Pull out every line of the listing below where "label" appears.

*** DATASET ***

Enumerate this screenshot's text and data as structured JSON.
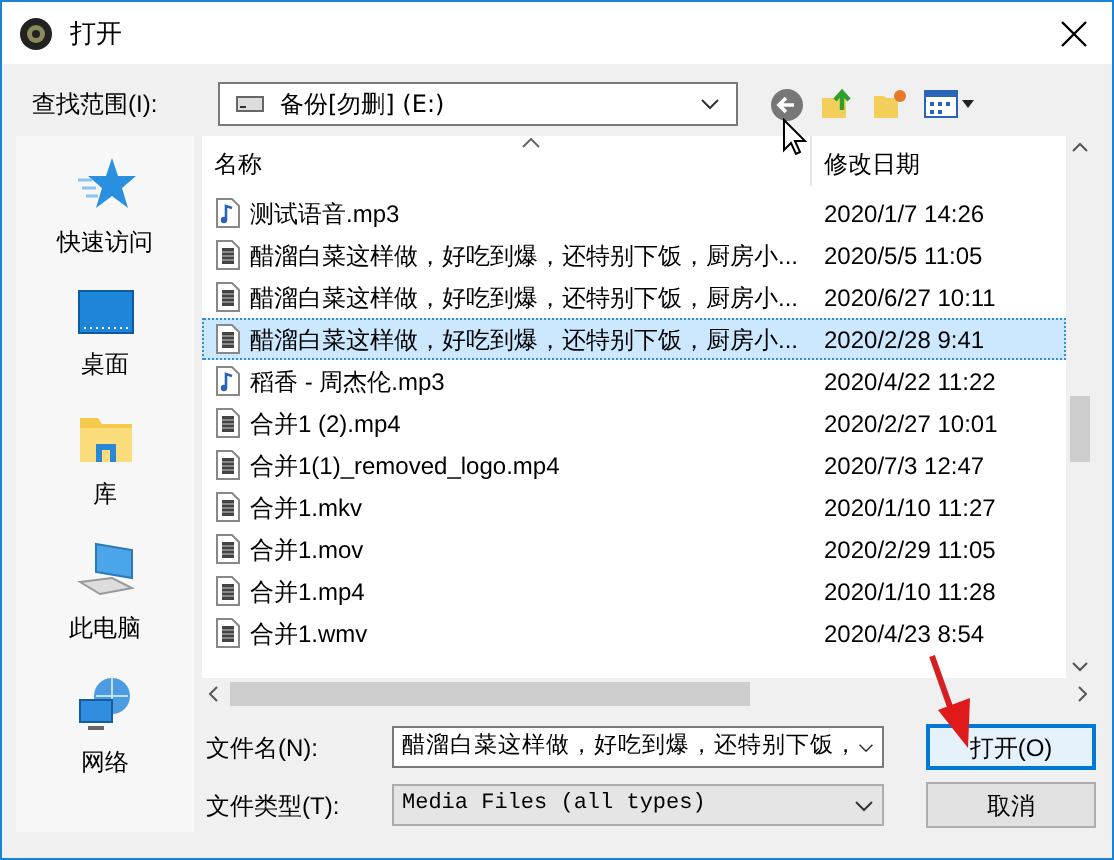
{
  "window": {
    "title": "打开"
  },
  "look_in": {
    "label": "查找范围(I):",
    "value": "备份[勿删] (E:)"
  },
  "sidebar": {
    "items": [
      {
        "label": "快速访问",
        "kind": "star"
      },
      {
        "label": "桌面",
        "kind": "desktop"
      },
      {
        "label": "库",
        "kind": "library"
      },
      {
        "label": "此电脑",
        "kind": "computer"
      },
      {
        "label": "网络",
        "kind": "network"
      }
    ]
  },
  "table": {
    "columns": [
      "名称",
      "修改日期"
    ],
    "rows": [
      {
        "name": "测试语音.mp3",
        "date": "2020/1/7 14:26",
        "kind": "audio",
        "selected": false
      },
      {
        "name": "醋溜白菜这样做，好吃到爆，还特别下饭，厨房小...",
        "date": "2020/5/5 11:05",
        "kind": "video",
        "selected": false
      },
      {
        "name": "醋溜白菜这样做，好吃到爆，还特别下饭，厨房小...",
        "date": "2020/6/27 10:11",
        "kind": "video",
        "selected": false
      },
      {
        "name": "醋溜白菜这样做，好吃到爆，还特别下饭，厨房小...",
        "date": "2020/2/28 9:41",
        "kind": "video",
        "selected": true
      },
      {
        "name": "稻香 - 周杰伦.mp3",
        "date": "2020/4/22 11:22",
        "kind": "audio",
        "selected": false
      },
      {
        "name": "合并1 (2).mp4",
        "date": "2020/2/27 10:01",
        "kind": "video",
        "selected": false
      },
      {
        "name": "合并1(1)_removed_logo.mp4",
        "date": "2020/7/3 12:47",
        "kind": "video",
        "selected": false
      },
      {
        "name": "合并1.mkv",
        "date": "2020/1/10 11:27",
        "kind": "video",
        "selected": false
      },
      {
        "name": "合并1.mov",
        "date": "2020/2/29 11:05",
        "kind": "video",
        "selected": false
      },
      {
        "name": "合并1.mp4",
        "date": "2020/1/10 11:28",
        "kind": "video",
        "selected": false
      },
      {
        "name": "合并1.wmv",
        "date": "2020/4/23 8:54",
        "kind": "video",
        "selected": false
      }
    ]
  },
  "file_name": {
    "label": "文件名(N):",
    "value": "醋溜白菜这样做，好吃到爆，还特别下饭，"
  },
  "file_type": {
    "label": "文件类型(T):",
    "value": "Media Files (all types)"
  },
  "buttons": [
    {
      "label": "打开(O)",
      "kind": "default"
    },
    {
      "label": "取消",
      "kind": "normal"
    }
  ]
}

***

**WRITTEN REPLY:**
    "label": "查找范围(I):",
        "label": "快速访问",
        "label": "桌面",
        "label": "库",
        "label": "此电脑",
        "label": "网络",
    "label": "文件名(N):",
    "label": "文件类型(T):",
      "label": "打开(O)",
      "label": "取消",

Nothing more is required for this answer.